EXERCISE: Each line that follows is to be retyped exactly.
————
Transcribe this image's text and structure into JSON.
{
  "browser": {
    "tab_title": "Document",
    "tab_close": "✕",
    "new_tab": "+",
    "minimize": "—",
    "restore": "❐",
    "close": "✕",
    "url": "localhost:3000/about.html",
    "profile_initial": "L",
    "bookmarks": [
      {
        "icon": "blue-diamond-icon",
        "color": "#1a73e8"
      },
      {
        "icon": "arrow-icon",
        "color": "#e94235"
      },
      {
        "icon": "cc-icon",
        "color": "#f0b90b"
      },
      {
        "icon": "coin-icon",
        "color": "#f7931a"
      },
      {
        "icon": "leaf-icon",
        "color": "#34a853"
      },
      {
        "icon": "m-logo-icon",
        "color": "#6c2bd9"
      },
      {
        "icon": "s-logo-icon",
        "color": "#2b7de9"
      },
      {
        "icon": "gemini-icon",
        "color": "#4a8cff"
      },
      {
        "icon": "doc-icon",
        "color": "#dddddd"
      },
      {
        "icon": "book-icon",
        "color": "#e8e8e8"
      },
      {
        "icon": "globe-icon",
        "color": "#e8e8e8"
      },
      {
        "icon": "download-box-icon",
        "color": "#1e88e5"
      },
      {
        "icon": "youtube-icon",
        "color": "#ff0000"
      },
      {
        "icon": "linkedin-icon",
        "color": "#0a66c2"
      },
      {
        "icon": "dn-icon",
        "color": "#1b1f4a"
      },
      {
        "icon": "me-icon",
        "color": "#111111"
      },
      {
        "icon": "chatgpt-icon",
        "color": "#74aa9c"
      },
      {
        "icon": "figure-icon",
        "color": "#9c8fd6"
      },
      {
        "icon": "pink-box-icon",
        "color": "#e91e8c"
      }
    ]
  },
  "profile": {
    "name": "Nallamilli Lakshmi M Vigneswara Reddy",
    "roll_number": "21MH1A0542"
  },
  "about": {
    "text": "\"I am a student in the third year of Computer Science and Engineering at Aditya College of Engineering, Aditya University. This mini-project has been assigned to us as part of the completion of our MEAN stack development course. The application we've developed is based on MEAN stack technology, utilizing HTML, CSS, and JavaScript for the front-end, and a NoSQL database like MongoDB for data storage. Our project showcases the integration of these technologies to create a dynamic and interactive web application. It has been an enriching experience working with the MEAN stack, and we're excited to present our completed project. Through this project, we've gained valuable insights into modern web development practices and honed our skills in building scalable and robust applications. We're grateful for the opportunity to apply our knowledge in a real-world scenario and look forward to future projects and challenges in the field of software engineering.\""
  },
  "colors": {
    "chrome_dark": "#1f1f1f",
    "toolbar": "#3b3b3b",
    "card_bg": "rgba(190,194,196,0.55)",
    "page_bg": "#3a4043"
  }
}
————
CORRECT ANSWER:
Transcribe this image's text and structure into JSON.
{
  "browser": {
    "tab_title": "Document",
    "tab_close": "✕",
    "new_tab": "+",
    "minimize": "—",
    "restore": "❐",
    "close": "✕",
    "url": "localhost:3000/about.html",
    "profile_initial": "L",
    "bookmarks": [
      {
        "icon": "blue-diamond-icon",
        "color": "#1a73e8"
      },
      {
        "icon": "arrow-icon",
        "color": "#e94235"
      },
      {
        "icon": "cc-icon",
        "color": "#f0b90b"
      },
      {
        "icon": "coin-icon",
        "color": "#f7931a"
      },
      {
        "icon": "leaf-icon",
        "color": "#34a853"
      },
      {
        "icon": "m-logo-icon",
        "color": "#6c2bd9"
      },
      {
        "icon": "s-logo-icon",
        "color": "#2b7de9"
      },
      {
        "icon": "gemini-icon",
        "color": "#4a8cff"
      },
      {
        "icon": "doc-icon",
        "color": "#dddddd"
      },
      {
        "icon": "book-icon",
        "color": "#e8e8e8"
      },
      {
        "icon": "globe-icon",
        "color": "#e8e8e8"
      },
      {
        "icon": "download-box-icon",
        "color": "#1e88e5"
      },
      {
        "icon": "youtube-icon",
        "color": "#ff0000"
      },
      {
        "icon": "linkedin-icon",
        "color": "#0a66c2"
      },
      {
        "icon": "dn-icon",
        "color": "#1b1f4a"
      },
      {
        "icon": "me-icon",
        "color": "#111111"
      },
      {
        "icon": "chatgpt-icon",
        "color": "#74aa9c"
      },
      {
        "icon": "figure-icon",
        "color": "#9c8fd6"
      },
      {
        "icon": "pink-box-icon",
        "color": "#e91e8c"
      }
    ]
  },
  "profile": {
    "name": "Nallamilli Lakshmi M Vigneswara Reddy",
    "roll_number": "21MH1A0542"
  },
  "about": {
    "text": "\"I am a student in the third year of Computer Science and Engineering at Aditya College of Engineering, Aditya University. This mini-project has been assigned to us as part of the completion of our MEAN stack development course. The application we've developed is based on MEAN stack technology, utilizing HTML, CSS, and JavaScript for the front-end, and a NoSQL database like MongoDB for data storage. Our project showcases the integration of these technologies to create a dynamic and interactive web application. It has been an enriching experience working with the MEAN stack, and we're excited to present our completed project. Through this project, we've gained valuable insights into modern web development practices and honed our skills in building scalable and robust applications. We're grateful for the opportunity to apply our knowledge in a real-world scenario and look forward to future projects and challenges in the field of software engineering.\""
  },
  "colors": {
    "chrome_dark": "#1f1f1f",
    "toolbar": "#3b3b3b",
    "card_bg": "rgba(190,194,196,0.55)",
    "page_bg": "#3a4043"
  }
}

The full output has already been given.